- **Exercise**
Find and copy each line of the records where the string "决定性的" shows up.

- **Excerpted data**

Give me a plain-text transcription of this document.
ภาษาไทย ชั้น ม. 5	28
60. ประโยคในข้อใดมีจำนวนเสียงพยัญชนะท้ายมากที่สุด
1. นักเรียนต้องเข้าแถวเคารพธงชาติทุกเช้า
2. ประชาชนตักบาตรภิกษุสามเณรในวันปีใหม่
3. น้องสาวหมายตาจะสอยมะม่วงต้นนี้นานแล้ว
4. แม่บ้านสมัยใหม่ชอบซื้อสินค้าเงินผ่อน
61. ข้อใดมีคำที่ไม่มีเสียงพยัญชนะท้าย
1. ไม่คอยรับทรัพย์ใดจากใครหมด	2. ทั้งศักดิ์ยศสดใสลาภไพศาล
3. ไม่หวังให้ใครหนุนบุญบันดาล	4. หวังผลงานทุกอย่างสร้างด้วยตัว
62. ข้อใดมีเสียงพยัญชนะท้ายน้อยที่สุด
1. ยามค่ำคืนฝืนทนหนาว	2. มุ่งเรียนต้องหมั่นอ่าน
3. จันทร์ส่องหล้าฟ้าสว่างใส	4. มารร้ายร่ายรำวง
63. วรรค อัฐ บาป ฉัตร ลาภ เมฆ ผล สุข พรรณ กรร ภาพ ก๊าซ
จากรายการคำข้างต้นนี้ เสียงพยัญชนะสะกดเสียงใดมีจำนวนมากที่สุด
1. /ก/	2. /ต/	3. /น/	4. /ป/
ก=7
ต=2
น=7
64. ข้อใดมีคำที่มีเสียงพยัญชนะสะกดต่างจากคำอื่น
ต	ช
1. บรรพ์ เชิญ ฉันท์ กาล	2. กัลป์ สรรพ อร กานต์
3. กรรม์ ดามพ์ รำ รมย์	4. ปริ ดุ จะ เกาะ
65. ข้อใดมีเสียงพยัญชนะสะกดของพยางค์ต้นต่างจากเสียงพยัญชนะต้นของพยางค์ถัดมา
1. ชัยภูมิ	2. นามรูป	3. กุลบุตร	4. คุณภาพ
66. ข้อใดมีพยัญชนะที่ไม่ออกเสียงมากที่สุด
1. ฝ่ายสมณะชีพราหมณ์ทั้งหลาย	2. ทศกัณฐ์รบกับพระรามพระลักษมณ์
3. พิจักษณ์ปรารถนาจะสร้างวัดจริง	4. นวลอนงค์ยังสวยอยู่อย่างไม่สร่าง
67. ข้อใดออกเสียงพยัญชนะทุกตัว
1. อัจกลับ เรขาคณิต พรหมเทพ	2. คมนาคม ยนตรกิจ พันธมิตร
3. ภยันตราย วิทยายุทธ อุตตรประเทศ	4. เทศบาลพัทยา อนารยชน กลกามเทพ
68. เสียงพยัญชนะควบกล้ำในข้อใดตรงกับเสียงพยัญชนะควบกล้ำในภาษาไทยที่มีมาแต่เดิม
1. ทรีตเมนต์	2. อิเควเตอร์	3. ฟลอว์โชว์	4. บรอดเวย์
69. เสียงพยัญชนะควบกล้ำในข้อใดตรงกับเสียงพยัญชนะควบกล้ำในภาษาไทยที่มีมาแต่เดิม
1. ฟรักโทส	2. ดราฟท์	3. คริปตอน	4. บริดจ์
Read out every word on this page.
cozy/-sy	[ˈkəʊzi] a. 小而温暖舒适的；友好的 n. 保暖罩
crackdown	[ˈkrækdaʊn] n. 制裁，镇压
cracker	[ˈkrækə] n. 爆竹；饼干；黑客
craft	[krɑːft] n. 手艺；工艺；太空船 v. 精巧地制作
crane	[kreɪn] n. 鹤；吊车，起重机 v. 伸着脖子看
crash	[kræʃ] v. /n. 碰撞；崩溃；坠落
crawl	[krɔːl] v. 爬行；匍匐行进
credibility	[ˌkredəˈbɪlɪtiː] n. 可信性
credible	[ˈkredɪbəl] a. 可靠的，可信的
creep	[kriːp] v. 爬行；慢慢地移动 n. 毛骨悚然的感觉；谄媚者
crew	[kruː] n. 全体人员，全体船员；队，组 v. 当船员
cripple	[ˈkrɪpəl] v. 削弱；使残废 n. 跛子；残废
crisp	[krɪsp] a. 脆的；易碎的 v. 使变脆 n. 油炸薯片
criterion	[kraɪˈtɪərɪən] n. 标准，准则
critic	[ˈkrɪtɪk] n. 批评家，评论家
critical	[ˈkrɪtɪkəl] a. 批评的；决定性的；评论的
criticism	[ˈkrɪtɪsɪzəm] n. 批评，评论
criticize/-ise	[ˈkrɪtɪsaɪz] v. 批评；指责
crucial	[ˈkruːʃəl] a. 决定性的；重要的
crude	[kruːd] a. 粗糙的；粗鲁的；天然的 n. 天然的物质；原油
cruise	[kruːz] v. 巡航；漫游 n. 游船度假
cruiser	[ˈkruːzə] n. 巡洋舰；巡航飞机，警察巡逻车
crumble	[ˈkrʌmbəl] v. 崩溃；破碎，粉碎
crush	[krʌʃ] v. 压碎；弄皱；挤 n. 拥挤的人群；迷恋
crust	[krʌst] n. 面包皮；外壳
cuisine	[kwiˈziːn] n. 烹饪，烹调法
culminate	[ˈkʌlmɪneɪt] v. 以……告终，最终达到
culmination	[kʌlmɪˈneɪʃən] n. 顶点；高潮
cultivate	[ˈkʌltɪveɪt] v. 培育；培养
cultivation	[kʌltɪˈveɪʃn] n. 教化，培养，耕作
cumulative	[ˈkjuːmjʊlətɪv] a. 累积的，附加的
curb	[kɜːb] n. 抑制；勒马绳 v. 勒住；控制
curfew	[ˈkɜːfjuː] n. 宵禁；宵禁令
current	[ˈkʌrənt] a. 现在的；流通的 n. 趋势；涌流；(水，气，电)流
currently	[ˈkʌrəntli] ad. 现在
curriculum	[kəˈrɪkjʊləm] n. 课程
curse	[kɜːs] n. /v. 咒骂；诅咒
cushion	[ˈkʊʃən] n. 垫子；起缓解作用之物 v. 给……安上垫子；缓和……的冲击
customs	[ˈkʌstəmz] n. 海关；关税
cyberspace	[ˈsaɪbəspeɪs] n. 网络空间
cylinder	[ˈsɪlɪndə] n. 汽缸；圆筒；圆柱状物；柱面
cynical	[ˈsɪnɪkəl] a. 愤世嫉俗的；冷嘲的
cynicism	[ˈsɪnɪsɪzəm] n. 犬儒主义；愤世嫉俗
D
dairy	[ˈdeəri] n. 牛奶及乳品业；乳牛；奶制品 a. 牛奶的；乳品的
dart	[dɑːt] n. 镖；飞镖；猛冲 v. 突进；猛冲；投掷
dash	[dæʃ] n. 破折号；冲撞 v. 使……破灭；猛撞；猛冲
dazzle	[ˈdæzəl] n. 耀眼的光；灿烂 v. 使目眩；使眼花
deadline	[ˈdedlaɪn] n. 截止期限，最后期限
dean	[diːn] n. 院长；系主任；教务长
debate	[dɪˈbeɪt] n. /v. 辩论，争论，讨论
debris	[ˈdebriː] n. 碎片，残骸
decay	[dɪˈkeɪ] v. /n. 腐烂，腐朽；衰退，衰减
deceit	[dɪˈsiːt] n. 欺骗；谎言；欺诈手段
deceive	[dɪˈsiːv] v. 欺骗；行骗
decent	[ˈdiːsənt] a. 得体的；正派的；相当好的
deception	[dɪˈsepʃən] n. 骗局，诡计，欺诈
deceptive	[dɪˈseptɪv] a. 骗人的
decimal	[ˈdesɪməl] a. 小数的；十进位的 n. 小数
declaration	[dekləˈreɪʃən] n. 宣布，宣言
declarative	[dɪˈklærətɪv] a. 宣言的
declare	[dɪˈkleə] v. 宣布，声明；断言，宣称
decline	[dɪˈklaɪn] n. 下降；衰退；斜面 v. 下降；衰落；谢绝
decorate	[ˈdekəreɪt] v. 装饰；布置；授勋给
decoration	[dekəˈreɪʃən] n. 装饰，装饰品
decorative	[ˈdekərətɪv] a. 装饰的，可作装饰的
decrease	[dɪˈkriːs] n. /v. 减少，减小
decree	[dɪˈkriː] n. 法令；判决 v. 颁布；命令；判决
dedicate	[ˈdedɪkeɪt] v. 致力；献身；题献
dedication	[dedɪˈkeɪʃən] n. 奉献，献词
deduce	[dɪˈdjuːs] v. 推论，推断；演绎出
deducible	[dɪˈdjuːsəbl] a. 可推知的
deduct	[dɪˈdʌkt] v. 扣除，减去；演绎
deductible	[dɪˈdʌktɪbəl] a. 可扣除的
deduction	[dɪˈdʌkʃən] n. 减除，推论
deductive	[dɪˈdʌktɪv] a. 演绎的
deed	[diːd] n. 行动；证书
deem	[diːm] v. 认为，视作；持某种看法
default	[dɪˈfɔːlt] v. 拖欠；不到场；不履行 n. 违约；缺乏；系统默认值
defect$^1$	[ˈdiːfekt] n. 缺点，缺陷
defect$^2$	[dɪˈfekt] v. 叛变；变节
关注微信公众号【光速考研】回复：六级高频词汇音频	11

- **Result below**
critical	[ˈkrɪtɪkəl] a. 批评的；决定性的；评论的
crucial	[ˈkruːʃəl] a. 决定性的；重要的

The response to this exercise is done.